Repeat all of the data precisely.

----------------

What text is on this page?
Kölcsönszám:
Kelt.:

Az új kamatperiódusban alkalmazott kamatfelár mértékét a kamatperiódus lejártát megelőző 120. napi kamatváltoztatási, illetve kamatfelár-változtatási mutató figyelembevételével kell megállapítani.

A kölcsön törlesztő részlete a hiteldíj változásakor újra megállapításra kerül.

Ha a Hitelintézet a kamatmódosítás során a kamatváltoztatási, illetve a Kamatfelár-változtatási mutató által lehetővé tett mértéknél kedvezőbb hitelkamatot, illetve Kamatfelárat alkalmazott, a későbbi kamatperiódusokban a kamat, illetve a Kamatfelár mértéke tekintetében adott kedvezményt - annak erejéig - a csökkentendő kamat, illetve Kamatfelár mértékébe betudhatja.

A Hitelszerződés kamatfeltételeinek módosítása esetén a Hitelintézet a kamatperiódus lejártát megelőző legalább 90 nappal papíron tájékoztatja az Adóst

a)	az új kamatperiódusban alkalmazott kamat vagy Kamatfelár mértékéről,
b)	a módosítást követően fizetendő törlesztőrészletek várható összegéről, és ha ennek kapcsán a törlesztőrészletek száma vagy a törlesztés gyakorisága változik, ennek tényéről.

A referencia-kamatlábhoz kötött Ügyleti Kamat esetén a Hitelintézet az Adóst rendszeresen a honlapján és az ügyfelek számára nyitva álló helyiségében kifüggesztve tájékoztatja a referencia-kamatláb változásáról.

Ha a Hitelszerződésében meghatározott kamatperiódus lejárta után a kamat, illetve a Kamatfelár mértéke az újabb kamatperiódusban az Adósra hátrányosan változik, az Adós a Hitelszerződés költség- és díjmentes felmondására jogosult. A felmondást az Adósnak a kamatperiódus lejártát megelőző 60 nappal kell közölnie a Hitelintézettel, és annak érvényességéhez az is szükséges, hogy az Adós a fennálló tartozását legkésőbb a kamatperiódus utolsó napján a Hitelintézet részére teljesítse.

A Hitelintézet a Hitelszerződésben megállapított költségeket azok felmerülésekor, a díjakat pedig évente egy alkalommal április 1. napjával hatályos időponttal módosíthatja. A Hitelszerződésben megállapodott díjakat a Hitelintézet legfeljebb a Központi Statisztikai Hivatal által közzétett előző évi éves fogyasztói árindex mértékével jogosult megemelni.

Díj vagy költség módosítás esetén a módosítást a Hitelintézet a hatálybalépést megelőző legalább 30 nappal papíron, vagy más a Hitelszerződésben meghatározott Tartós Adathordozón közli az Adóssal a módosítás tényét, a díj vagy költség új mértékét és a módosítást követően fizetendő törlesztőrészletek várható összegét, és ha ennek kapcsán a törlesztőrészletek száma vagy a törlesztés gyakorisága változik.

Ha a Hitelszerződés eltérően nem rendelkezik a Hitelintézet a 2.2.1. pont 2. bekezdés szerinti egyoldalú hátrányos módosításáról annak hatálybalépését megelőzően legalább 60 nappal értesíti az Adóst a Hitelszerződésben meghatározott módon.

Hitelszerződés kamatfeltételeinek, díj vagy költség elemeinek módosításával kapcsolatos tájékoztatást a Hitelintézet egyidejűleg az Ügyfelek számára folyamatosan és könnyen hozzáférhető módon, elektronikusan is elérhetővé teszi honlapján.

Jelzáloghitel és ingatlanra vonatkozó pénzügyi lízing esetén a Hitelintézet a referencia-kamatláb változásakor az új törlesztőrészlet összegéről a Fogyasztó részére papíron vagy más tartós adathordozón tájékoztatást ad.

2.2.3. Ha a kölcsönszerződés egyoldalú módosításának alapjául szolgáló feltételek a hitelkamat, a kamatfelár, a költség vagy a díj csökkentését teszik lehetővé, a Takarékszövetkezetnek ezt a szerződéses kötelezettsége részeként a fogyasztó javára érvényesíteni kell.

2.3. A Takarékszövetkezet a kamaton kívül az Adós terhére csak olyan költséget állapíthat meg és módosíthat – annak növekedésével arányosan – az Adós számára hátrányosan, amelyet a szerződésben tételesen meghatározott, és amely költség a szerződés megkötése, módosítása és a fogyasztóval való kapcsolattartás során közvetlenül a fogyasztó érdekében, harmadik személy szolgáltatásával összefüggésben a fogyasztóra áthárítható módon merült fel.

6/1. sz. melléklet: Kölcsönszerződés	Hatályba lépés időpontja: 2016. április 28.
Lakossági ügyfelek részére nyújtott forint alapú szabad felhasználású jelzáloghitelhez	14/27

----------------

• **The solution**:
What text is on this page?
Kölcsönszám:
Kelt.:

Az új kamatperiódusban alkalmazott kamatfelár mértékét a kamatperiódus lejártát megelőző 120. napi kamatváltoztatási, illetve kamatfelár-változtatási mutató figyelembevételével kell megállapítani.

A kölcsön törlesztő részlete a hiteldíj változásakor újra megállapításra kerül.

Ha a Hitelintézet a kamatmódosítás során a kamatváltoztatási, illetve a Kamatfelár-változtatási mutató által lehetővé tett mértéknél kedvezőbb hitelkamatot, illetve Kamatfelárat alkalmazott, a későbbi kamatperiódusokban a kamat, illetve a Kamatfelár mértéke tekintetében adott kedvezményt - annak erejéig - a csökkentendő kamat, illetve Kamatfelár mértékébe betudhatja.

A Hitelszerződés kamatfeltételeinek módosítása esetén a Hitelintézet a kamatperiódus lejártát megelőző legalább 90 nappal papíron tájékoztatja az Adóst

a)	az új kamatperiódusban alkalmazott kamat vagy Kamatfelár mértékéről,
b)	a módosítást követően fizetendő törlesztőrészletek várható összegéről, és ha ennek kapcsán a törlesztőrészletek száma vagy a törlesztés gyakorisága változik, ennek tényéről.

A referencia-kamatlábhoz kötött Ügyleti Kamat esetén a Hitelintézet az Adóst rendszeresen a honlapján és az ügyfelek számára nyitva álló helyiségében kifüggesztve tájékoztatja a referencia-kamatláb változásáról.

Ha a Hitelszerződésében meghatározott kamatperiódus lejárta után a kamat, illetve a Kamatfelár mértéke az újabb kamatperiódusban az Adósra hátrányosan változik, az Adós a Hitelszerződés költség- és díjmentes felmondására jogosult. A felmondást az Adósnak a kamatperiódus lejártát megelőző 60 nappal kell közölnie a Hitelintézettel, és annak érvényességéhez az is szükséges, hogy az Adós a fennálló tartozását legkésőbb a kamatperiódus utolsó napján a Hitelintézet részére teljesítse.

A Hitelintézet a Hitelszerződésben megállapított költségeket azok felmerülésekor, a díjakat pedig évente egy alkalommal április 1. napjával hatályos időponttal módosíthatja. A Hitelszerződésben megállapodott díjakat a Hitelintézet legfeljebb a Központi Statisztikai Hivatal által közzétett előző évi éves fogyasztói árindex mértékével jogosult megemelni.

Díj vagy költség módosítás esetén a módosítást a Hitelintézet a hatálybalépést megelőző legalább 30 nappal papíron, vagy más a Hitelszerződésben meghatározott Tartós Adathordozón közli az Adóssal a módosítás tényét, a díj vagy költség új mértékét és a módosítást követően fizetendő törlesztőrészletek várható összegét, és ha ennek kapcsán a törlesztőrészletek száma vagy a törlesztés gyakorisága változik.

Ha a Hitelszerződés eltérően nem rendelkezik a Hitelintézet a 2.2.1. pont 2. bekezdés szerinti egyoldalú hátrányos módosításáról annak hatálybalépését megelőzően legalább 60 nappal értesíti az Adóst a Hitelszerződésben meghatározott módon.

Hitelszerződés kamatfeltételeinek, díj vagy költség elemeinek módosításával kapcsolatos tájékoztatást a Hitelintézet egyidejűleg az Ügyfelek számára folyamatosan és könnyen hozzáférhető módon, elektronikusan is elérhetővé teszi honlapján.

Jelzáloghitel és ingatlanra vonatkozó pénzügyi lízing esetén a Hitelintézet a referencia-kamatláb változásakor az új törlesztőrészlet összegéről a Fogyasztó részére papíron vagy más tartós adathordozón tájékoztatást ad.

2.2.3. Ha a kölcsönszerződés egyoldalú módosításának alapjául szolgáló feltételek a hitelkamat, a kamatfelár, a költség vagy a díj csökkentését teszik lehetővé, a Takarékszövetkezetnek ezt a szerződéses kötelezettsége részeként a fogyasztó javára érvényesíteni kell.

2.3. A Takarékszövetkezet a kamaton kívül az Adós terhére csak olyan költséget állapíthat meg és módosíthat – annak növekedésével arányosan – az Adós számára hátrányosan, amelyet a szerződésben tételesen meghatározott, és amely költség a szerződés megkötése, módosítása és a fogyasztóval való kapcsolattartás során közvetlenül a fogyasztó érdekében, harmadik személy szolgáltatásával összefüggésben a fogyasztóra áthárítható módon merült fel.

6/1. sz. melléklet: Kölcsönszerződés	Hatályba lépés időpontja: 2016. április 28.
Lakossági ügyfelek részére nyújtott forint alapú szabad felhasználású jelzáloghitelhez	14/27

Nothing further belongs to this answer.